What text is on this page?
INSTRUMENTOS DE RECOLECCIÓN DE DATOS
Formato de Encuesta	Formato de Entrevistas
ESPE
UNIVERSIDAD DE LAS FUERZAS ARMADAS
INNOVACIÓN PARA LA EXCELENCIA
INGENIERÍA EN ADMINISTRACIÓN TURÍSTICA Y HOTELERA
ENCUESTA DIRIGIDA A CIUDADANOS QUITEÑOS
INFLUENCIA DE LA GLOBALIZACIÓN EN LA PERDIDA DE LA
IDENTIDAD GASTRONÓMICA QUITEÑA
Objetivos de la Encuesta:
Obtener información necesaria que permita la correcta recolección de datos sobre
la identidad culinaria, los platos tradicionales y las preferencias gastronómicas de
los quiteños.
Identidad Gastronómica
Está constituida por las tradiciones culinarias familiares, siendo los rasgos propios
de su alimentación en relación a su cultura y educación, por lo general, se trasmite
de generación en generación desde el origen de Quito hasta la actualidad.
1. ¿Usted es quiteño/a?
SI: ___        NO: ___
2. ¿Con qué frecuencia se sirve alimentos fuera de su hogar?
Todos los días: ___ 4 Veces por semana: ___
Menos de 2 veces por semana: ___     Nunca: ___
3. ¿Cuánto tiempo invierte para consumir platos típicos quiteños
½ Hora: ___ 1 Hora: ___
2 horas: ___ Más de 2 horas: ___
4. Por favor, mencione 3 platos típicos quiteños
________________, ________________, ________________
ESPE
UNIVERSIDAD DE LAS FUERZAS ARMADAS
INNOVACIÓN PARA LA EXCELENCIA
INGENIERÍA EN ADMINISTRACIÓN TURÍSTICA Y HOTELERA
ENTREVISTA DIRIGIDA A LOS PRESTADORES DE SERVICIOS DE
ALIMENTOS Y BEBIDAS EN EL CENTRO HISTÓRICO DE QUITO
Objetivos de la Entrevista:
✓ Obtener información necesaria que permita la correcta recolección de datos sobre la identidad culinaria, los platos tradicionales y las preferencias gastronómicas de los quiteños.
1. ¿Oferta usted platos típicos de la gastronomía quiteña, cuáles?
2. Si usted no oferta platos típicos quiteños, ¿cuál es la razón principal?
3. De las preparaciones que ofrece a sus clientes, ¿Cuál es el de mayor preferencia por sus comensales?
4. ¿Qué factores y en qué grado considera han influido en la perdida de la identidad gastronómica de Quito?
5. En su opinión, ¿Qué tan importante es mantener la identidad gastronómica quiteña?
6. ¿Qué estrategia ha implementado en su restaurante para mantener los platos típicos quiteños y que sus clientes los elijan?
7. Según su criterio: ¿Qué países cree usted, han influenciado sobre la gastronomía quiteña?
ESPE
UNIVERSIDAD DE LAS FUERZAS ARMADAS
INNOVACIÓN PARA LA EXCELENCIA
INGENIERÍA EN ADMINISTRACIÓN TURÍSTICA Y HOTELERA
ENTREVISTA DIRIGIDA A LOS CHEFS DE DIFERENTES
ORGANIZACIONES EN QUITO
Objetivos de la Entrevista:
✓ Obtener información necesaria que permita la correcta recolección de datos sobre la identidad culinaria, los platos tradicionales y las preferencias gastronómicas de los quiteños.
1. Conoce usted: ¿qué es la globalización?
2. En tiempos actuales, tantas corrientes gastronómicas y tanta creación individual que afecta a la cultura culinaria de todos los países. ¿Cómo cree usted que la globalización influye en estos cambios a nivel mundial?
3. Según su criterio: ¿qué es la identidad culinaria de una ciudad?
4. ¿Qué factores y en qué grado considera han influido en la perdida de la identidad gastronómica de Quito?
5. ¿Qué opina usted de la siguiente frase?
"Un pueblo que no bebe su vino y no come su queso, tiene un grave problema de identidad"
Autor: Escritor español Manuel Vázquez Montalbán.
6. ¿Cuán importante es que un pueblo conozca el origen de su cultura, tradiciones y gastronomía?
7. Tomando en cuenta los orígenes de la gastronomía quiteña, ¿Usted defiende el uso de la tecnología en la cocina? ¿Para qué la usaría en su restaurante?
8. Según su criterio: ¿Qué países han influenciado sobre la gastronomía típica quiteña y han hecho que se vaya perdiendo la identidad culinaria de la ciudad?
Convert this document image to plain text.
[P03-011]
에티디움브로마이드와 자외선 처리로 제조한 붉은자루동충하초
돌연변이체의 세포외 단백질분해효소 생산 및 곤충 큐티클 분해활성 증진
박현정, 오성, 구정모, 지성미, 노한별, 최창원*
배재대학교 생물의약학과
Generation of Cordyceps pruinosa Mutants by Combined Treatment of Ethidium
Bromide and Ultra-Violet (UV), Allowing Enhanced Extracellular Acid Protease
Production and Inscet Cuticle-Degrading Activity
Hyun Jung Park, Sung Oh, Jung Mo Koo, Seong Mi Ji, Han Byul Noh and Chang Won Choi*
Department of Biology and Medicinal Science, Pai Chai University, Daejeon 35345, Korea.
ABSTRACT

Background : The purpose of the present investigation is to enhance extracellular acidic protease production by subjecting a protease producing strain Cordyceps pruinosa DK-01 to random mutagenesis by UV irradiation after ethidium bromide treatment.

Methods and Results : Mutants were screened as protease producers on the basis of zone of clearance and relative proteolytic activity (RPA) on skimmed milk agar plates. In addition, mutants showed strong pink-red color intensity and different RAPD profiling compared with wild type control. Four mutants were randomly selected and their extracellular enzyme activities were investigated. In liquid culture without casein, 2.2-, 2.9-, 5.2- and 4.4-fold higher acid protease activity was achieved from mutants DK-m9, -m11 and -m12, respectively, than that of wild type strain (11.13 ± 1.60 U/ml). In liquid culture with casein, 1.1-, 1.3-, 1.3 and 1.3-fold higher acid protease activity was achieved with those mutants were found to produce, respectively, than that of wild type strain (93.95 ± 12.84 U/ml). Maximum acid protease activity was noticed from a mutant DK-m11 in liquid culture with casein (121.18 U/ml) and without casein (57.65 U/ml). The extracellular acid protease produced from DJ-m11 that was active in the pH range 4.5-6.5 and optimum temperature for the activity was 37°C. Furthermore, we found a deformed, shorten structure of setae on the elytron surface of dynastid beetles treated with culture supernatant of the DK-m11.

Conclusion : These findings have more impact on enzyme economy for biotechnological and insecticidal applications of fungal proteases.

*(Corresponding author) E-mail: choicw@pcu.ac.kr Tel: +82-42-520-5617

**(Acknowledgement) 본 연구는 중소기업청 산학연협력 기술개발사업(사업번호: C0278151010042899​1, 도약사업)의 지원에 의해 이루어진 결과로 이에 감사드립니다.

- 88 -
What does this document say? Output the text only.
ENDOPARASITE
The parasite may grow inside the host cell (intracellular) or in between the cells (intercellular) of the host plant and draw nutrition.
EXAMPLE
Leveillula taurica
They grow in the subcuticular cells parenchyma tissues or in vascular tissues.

◇ ◇ ◇ ◇

GOAL OF THE EXERCISE -
The word "cultura" appears in some lines of the listing. Give the number of those lines, and only that.

SOLUTION TO THIS PROBLEM -
3